What is needed
Word for word, repeat each record that follows.

[[ Data shown open ]]

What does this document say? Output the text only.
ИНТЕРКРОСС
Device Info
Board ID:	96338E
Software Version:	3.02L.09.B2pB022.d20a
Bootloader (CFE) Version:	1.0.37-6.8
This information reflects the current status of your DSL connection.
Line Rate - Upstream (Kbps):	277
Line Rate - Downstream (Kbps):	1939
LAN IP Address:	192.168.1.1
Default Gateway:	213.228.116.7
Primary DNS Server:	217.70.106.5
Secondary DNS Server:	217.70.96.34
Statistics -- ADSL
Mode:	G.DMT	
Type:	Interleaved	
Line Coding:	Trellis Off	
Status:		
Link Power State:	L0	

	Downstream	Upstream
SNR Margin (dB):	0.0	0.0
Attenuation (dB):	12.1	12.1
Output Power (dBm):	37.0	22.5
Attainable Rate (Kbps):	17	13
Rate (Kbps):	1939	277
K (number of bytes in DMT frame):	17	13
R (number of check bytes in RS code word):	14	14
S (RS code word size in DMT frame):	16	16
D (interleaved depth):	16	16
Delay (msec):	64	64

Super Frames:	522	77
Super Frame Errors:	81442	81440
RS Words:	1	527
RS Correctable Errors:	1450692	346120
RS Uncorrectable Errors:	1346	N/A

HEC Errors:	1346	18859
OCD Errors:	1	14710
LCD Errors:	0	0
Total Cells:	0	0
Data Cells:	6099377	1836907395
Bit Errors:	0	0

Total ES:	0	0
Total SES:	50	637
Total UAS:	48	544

[[ Data shown closed ]]

Task answer
What does this document say? Output the text only.
ИНТЕРКРОСС
Device Info
Board ID:	96338E
Software Version:	3.02L.09.B2pB022.d20a
Bootloader (CFE) Version:	1.0.37-6.8
This information reflects the current status of your DSL connection.
Line Rate - Upstream (Kbps):	277
Line Rate - Downstream (Kbps):	1939
LAN IP Address:	192.168.1.1
Default Gateway:	213.228.116.7
Primary DNS Server:	217.70.106.5
Secondary DNS Server:	217.70.96.34
Statistics -- ADSL
Mode:	G.DMT	
Type:	Interleaved	
Line Coding:	Trellis Off	
Status:		
Link Power State:	L0	

	Downstream	Upstream
SNR Margin (dB):	0.0	0.0
Attenuation (dB):	12.1	12.1
Output Power (dBm):	37.0	22.5
Attainable Rate (Kbps):	17	13
Rate (Kbps):	1939	277
K (number of bytes in DMT frame):	17	13
R (number of check bytes in RS code word):	14	14
S (RS code word size in DMT frame):	16	16
D (interleaved depth):	16	16
Delay (msec):	64	64

Super Frames:	522	77
Super Frame Errors:	81442	81440
RS Words:	1	527
RS Correctable Errors:	1450692	346120
RS Uncorrectable Errors:	1346	N/A

HEC Errors:	1346	18859
OCD Errors:	1	14710
LCD Errors:	0	0
Total Cells:	0	0
Data Cells:	6099377	1836907395
Bit Errors:	0	0

Total ES:	0	0
Total SES:	50	637
Total UAS:	48	544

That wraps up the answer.